▸ Aim: Write every line out verbatim and omit the pictures.

[Data entries]
■ ■ ■ ■ ■ ■ ■

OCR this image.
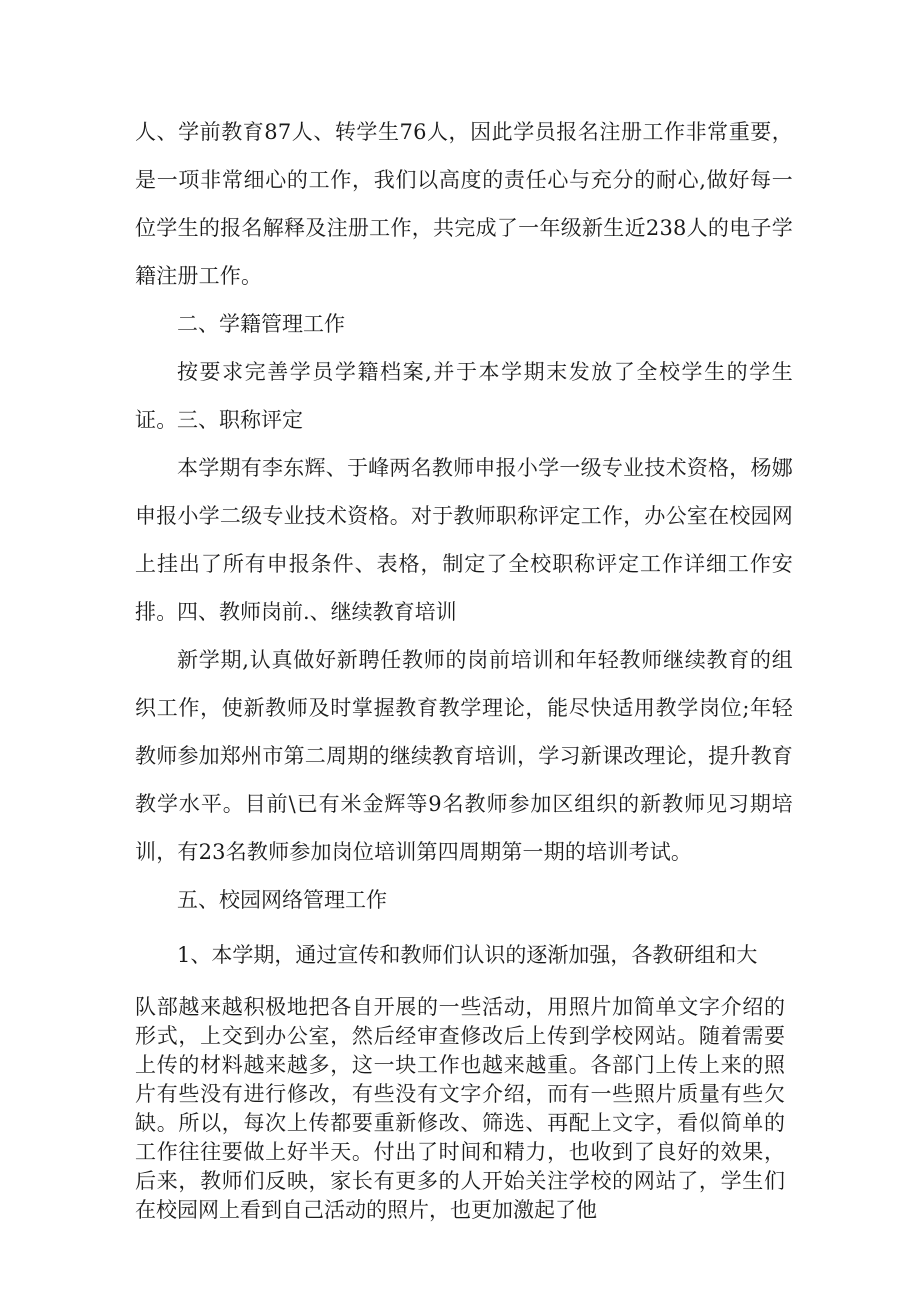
人、学前教育87人、转学生76人，因此学员报名注册工作非常重要，是一项非常细心的工作，我们以高度的责任心与充分的耐心,做好每一位学生的报名解释及注册工作，共完成了一年级新生近238人的电子学籍注册工作。

二、学籍管理工作

按要求完善学员学籍档案,并于本学期末发放了全校学生的学生证。 三、职称评定

本学期有李东辉、于峰两名教师申报小学一级专业技术资格，杨娜申报小学二级专业技术资格。对于教师职称评定工作，办公室在校园网上挂出了所有申报条件、表格，制定了全校职称评定工作详细工作安排。 四、教师岗前.、继续教育培训

新学期,认真做好新聘任教师的岗前培训和年轻教师继续教育的组织工作，使新教师及时掌握教育教学理论，能尽快适用教学岗位;年轻教师参加郑州市第二周期的继续教育培训，学习新课改理论，提升教育教学水平。目前\已有米金辉等9名教师参加区组织的新教师见习期培训，有23名教师参加岗位培训第四周期第一期的培训考试。

五、校园网络管理工作

1、本学期，通过宣传和教师们认识的逐渐加强，各教研组和大

队部越来越积极地把各自开展的一些活动，用照片加简单文字介绍的形式，上交到办公室，然后经审查修改后上传到学校网站。随着需要上传的材料越来越多，这一块工作也越来越重。各部门上传上来的照片有些没有进行修改，有些没有文字介绍，而有一些照片质量有些欠缺。所以，每次上传都要重新修改、筛选、再配上文字，看似简单的工作往往要做上好半天。付出了时间和精力，也收到了良好的效果，后来，教师们反映，家长有更多的人开始关注学校的网站了，学生们在校园网上看到自己活动的照片，也更加激起了他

■ ■ ■ ■ ■ ■ ■

▸ Result of this task:
OCR this image.
人、学前教育87人、转学生76人，因此学员报名注册工作非常重要，是一项非常细心的工作，我们以高度的责任心与充分的耐心,做好每一位学生的报名解释及注册工作，共完成了一年级新生近238人的电子学籍注册工作。

二、学籍管理工作

按要求完善学员学籍档案,并于本学期末发放了全校学生的学生证。 三、职称评定

本学期有李东辉、于峰两名教师申报小学一级专业技术资格，杨娜申报小学二级专业技术资格。对于教师职称评定工作，办公室在校园网上挂出了所有申报条件、表格，制定了全校职称评定工作详细工作安排。 四、教师岗前.、继续教育培训

新学期,认真做好新聘任教师的岗前培训和年轻教师继续教育的组织工作，使新教师及时掌握教育教学理论，能尽快适用教学岗位;年轻教师参加郑州市第二周期的继续教育培训，学习新课改理论，提升教育教学水平。目前\已有米金辉等9名教师参加区组织的新教师见习期培训，有23名教师参加岗位培训第四周期第一期的培训考试。

五、校园网络管理工作

1、本学期，通过宣传和教师们认识的逐渐加强，各教研组和大

队部越来越积极地把各自开展的一些活动，用照片加简单文字介绍的形式，上交到办公室，然后经审查修改后上传到学校网站。随着需要上传的材料越来越多，这一块工作也越来越重。各部门上传上来的照片有些没有进行修改，有些没有文字介绍，而有一些照片质量有些欠缺。所以，每次上传都要重新修改、筛选、再配上文字，看似简单的工作往往要做上好半天。付出了时间和精力，也收到了良好的效果，后来，教师们反映，家长有更多的人开始关注学校的网站了，学生们在校园网上看到自己活动的照片，也更加激起了他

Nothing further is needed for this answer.